**PROVIDED INFORMATION:**
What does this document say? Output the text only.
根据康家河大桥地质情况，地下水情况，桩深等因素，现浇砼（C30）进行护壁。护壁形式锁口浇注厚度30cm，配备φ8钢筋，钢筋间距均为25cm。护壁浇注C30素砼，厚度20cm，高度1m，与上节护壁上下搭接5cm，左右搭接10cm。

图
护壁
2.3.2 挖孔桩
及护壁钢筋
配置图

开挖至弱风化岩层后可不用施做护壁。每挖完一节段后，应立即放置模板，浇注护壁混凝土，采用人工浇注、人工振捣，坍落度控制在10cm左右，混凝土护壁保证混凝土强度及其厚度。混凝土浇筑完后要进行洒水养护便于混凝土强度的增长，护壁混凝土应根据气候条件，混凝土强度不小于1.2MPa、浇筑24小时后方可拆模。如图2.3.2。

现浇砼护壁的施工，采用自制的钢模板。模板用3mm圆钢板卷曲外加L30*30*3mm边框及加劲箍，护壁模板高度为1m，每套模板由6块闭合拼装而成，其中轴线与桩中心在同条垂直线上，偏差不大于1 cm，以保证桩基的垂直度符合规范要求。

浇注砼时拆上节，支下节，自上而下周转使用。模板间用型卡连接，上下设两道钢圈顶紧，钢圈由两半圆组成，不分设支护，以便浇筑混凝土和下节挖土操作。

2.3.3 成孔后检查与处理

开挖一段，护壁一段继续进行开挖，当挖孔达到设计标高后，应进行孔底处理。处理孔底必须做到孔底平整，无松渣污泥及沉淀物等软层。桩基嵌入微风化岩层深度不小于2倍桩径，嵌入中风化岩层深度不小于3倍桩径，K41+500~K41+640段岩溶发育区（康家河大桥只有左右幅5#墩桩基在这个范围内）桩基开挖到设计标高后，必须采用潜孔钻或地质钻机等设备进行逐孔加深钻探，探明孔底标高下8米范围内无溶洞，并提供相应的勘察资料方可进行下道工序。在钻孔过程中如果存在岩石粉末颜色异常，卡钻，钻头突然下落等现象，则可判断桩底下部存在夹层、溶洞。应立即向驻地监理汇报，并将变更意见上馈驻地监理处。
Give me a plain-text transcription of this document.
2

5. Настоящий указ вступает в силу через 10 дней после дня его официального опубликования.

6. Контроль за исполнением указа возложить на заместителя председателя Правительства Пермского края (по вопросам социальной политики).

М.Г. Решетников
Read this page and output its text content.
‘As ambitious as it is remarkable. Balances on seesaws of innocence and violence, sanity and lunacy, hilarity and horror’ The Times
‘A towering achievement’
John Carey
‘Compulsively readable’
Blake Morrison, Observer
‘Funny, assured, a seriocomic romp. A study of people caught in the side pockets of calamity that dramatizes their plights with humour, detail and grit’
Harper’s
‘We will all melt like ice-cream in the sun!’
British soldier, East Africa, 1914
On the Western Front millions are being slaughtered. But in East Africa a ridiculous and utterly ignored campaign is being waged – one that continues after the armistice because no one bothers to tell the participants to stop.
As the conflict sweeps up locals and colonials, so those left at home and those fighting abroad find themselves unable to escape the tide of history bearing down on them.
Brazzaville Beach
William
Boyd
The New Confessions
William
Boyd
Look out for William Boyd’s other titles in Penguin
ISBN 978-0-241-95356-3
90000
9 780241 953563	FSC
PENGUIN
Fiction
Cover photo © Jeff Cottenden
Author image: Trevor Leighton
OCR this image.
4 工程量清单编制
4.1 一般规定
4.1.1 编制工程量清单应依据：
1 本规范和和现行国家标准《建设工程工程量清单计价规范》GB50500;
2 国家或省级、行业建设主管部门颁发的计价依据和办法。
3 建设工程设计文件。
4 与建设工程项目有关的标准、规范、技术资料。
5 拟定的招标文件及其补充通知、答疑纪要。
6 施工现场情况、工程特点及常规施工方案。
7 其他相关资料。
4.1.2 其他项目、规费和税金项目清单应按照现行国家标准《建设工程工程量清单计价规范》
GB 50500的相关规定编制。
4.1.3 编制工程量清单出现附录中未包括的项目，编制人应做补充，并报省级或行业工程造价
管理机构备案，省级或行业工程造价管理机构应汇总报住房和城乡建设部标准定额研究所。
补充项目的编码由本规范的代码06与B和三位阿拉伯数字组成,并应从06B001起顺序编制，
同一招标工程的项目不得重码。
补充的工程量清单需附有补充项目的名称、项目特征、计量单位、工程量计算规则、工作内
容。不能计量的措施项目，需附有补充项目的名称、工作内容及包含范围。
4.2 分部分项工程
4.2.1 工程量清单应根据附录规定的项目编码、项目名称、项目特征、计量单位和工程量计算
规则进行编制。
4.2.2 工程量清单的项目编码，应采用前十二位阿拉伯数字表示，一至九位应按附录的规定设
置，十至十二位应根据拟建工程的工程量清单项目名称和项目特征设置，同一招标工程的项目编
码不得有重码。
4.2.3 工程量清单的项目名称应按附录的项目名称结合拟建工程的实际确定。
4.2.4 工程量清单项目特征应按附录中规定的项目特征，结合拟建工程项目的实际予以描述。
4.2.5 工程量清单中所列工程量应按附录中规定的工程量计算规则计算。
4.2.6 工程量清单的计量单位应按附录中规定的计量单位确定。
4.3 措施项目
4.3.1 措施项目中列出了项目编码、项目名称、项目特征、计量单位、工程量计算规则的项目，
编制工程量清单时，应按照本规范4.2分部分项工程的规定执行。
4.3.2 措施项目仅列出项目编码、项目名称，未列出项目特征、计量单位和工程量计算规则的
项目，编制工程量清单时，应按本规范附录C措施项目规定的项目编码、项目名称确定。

**WORK REQUIRED:** The records above must be repeated exactly, every one of them.

**REPLY:**
What does this document say? Output the text only.
根据康家河大桥地质情况，地下水情况，桩深等因素，现浇砼（C30）进行护壁。护壁形式锁口浇注厚度30cm，配备φ8钢筋，钢筋间距均为25cm。护壁浇注C30素砼，厚度20cm，高度1m，与上节护壁上下搭接5cm，左右搭接10cm。

图
护壁
2.3.2 挖孔桩
及护壁钢筋
配置图

开挖至弱风化岩层后可不用施做护壁。每挖完一节段后，应立即放置模板，浇注护壁混凝土，采用人工浇注、人工振捣，坍落度控制在10cm左右，混凝土护壁保证混凝土强度及其厚度。混凝土浇筑完后要进行洒水养护便于混凝土强度的增长，护壁混凝土应根据气候条件，混凝土强度不小于1.2MPa、浇筑24小时后方可拆模。如图2.3.2。

现浇砼护壁的施工，采用自制的钢模板。模板用3mm圆钢板卷曲外加L30*30*3mm边框及加劲箍，护壁模板高度为1m，每套模板由6块闭合拼装而成，其中轴线与桩中心在同条垂直线上，偏差不大于1 cm，以保证桩基的垂直度符合规范要求。

浇注砼时拆上节，支下节，自上而下周转使用。模板间用型卡连接，上下设两道钢圈顶紧，钢圈由两半圆组成，不分设支护，以便浇筑混凝土和下节挖土操作。

2.3.3 成孔后检查与处理

开挖一段，护壁一段继续进行开挖，当挖孔达到设计标高后，应进行孔底处理。处理孔底必须做到孔底平整，无松渣污泥及沉淀物等软层。桩基嵌入微风化岩层深度不小于2倍桩径，嵌入中风化岩层深度不小于3倍桩径，K41+500~K41+640段岩溶发育区（康家河大桥只有左右幅5#墩桩基在这个范围内）桩基开挖到设计标高后，必须采用潜孔钻或地质钻机等设备进行逐孔加深钻探，探明孔底标高下8米范围内无溶洞，并提供相应的勘察资料方可进行下道工序。在钻孔过程中如果存在岩石粉末颜色异常，卡钻，钻头突然下落等现象，则可判断桩底下部存在夹层、溶洞。应立即向驻地监理汇报，并将变更意见上馈驻地监理处。
Give me a plain-text transcription of this document.
2

5. Настоящий указ вступает в силу через 10 дней после дня его официального опубликования.

6. Контроль за исполнением указа возложить на заместителя председателя Правительства Пермского края (по вопросам социальной политики).

М.Г. Решетников
Read this page and output its text content.
‘As ambitious as it is remarkable. Balances on seesaws of innocence and violence, sanity and lunacy, hilarity and horror’ The Times
‘A towering achievement’
John Carey
‘Compulsively readable’
Blake Morrison, Observer
‘Funny, assured, a seriocomic romp. A study of people caught in the side pockets of calamity that dramatizes their plights with humour, detail and grit’
Harper’s
‘We will all melt like ice-cream in the sun!’
British soldier, East Africa, 1914
On the Western Front millions are being slaughtered. But in East Africa a ridiculous and utterly ignored campaign is being waged – one that continues after the armistice because no one bothers to tell the participants to stop.
As the conflict sweeps up locals and colonials, so those left at home and those fighting abroad find themselves unable to escape the tide of history bearing down on them.
Brazzaville Beach
William
Boyd
The New Confessions
William
Boyd
Look out for William Boyd’s other titles in Penguin
ISBN 978-0-241-95356-3
90000
9 780241 953563	FSC
PENGUIN
Fiction
Cover photo © Jeff Cottenden
Author image: Trevor Leighton
OCR this image.
4 工程量清单编制
4.1 一般规定
4.1.1 编制工程量清单应依据：
1 本规范和和现行国家标准《建设工程工程量清单计价规范》GB50500;
2 国家或省级、行业建设主管部门颁发的计价依据和办法。
3 建设工程设计文件。
4 与建设工程项目有关的标准、规范、技术资料。
5 拟定的招标文件及其补充通知、答疑纪要。
6 施工现场情况、工程特点及常规施工方案。
7 其他相关资料。
4.1.2 其他项目、规费和税金项目清单应按照现行国家标准《建设工程工程量清单计价规范》
GB 50500的相关规定编制。
4.1.3 编制工程量清单出现附录中未包括的项目，编制人应做补充，并报省级或行业工程造价
管理机构备案，省级或行业工程造价管理机构应汇总报住房和城乡建设部标准定额研究所。
补充项目的编码由本规范的代码06与B和三位阿拉伯数字组成,并应从06B001起顺序编制，
同一招标工程的项目不得重码。
补充的工程量清单需附有补充项目的名称、项目特征、计量单位、工程量计算规则、工作内
容。不能计量的措施项目，需附有补充项目的名称、工作内容及包含范围。
4.2 分部分项工程
4.2.1 工程量清单应根据附录规定的项目编码、项目名称、项目特征、计量单位和工程量计算
规则进行编制。
4.2.2 工程量清单的项目编码，应采用前十二位阿拉伯数字表示，一至九位应按附录的规定设
置，十至十二位应根据拟建工程的工程量清单项目名称和项目特征设置，同一招标工程的项目编
码不得有重码。
4.2.3 工程量清单的项目名称应按附录的项目名称结合拟建工程的实际确定。
4.2.4 工程量清单项目特征应按附录中规定的项目特征，结合拟建工程项目的实际予以描述。
4.2.5 工程量清单中所列工程量应按附录中规定的工程量计算规则计算。
4.2.6 工程量清单的计量单位应按附录中规定的计量单位确定。
4.3 措施项目
4.3.1 措施项目中列出了项目编码、项目名称、项目特征、计量单位、工程量计算规则的项目，
编制工程量清单时，应按照本规范4.2分部分项工程的规定执行。
4.3.2 措施项目仅列出项目编码、项目名称，未列出项目特征、计量单位和工程量计算规则的
项目，编制工程量清单时，应按本规范附录C措施项目规定的项目编码、项目名称确定。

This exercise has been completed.